(Extracted data entries)
"""

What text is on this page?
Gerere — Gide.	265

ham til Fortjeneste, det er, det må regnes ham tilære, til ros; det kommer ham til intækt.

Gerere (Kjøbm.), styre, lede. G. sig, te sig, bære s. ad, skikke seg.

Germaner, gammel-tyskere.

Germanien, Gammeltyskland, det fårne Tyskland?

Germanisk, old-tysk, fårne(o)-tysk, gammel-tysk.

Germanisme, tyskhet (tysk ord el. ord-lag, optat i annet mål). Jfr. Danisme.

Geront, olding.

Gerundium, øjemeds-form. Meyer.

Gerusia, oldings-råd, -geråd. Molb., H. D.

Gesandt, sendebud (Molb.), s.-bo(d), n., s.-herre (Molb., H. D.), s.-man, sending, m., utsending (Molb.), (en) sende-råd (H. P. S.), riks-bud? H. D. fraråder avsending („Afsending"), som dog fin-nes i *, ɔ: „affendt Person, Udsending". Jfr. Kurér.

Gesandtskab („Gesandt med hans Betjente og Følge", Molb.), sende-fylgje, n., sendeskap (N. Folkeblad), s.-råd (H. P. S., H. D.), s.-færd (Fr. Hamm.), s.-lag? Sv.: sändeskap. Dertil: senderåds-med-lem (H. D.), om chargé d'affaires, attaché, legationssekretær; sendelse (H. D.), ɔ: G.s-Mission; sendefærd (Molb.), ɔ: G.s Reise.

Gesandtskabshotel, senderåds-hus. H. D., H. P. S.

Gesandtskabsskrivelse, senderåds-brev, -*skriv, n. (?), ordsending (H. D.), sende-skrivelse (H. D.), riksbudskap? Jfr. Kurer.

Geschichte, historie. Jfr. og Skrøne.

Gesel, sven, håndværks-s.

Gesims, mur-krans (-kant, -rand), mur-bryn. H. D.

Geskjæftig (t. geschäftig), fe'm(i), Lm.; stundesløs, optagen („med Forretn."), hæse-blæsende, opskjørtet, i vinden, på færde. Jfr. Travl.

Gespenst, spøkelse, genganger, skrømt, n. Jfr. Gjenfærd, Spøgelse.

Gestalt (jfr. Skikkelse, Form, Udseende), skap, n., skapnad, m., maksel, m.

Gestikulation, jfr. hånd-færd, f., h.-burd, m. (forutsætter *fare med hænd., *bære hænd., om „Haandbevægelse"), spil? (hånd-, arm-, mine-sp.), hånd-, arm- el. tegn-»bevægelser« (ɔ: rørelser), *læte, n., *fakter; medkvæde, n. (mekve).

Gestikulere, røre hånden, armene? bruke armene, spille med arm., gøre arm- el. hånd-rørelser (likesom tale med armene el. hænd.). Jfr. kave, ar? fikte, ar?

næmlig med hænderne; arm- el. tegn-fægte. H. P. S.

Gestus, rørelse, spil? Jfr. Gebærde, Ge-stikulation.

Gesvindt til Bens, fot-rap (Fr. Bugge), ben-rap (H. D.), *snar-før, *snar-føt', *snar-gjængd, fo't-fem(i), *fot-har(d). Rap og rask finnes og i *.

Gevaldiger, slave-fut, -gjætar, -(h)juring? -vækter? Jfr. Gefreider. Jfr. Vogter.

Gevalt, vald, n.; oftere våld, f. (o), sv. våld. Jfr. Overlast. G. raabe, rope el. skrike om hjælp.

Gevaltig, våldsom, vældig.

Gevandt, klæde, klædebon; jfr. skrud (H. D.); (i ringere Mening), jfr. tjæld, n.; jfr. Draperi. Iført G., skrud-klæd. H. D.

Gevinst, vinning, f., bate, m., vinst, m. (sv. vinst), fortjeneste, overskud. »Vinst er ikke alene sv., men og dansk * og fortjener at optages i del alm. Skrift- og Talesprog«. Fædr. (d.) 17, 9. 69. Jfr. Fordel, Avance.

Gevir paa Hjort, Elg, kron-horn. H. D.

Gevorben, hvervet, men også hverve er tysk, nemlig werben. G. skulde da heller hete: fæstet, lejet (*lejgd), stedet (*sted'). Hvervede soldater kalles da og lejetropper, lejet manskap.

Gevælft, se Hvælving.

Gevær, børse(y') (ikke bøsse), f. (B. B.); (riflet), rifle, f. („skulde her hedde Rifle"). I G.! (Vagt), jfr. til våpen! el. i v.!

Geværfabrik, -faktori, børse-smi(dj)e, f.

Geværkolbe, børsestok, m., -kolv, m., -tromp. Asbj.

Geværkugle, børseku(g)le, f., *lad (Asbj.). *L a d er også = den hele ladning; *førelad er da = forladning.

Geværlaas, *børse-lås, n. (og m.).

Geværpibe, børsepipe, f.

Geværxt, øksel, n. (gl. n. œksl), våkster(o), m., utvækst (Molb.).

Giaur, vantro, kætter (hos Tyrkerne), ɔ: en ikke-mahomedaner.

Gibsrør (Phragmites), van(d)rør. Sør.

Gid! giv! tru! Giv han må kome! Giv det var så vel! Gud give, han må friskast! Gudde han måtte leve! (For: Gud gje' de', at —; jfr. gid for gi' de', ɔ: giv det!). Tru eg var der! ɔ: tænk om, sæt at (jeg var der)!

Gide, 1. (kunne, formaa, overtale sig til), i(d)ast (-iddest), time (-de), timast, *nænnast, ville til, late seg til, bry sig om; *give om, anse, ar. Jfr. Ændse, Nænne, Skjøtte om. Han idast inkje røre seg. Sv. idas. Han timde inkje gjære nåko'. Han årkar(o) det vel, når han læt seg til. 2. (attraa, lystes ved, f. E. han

"""

DIRECTIONS —
A number is the only answer here: how many lines of the material above contain "Gide"?

ANSWER IN FULL —
2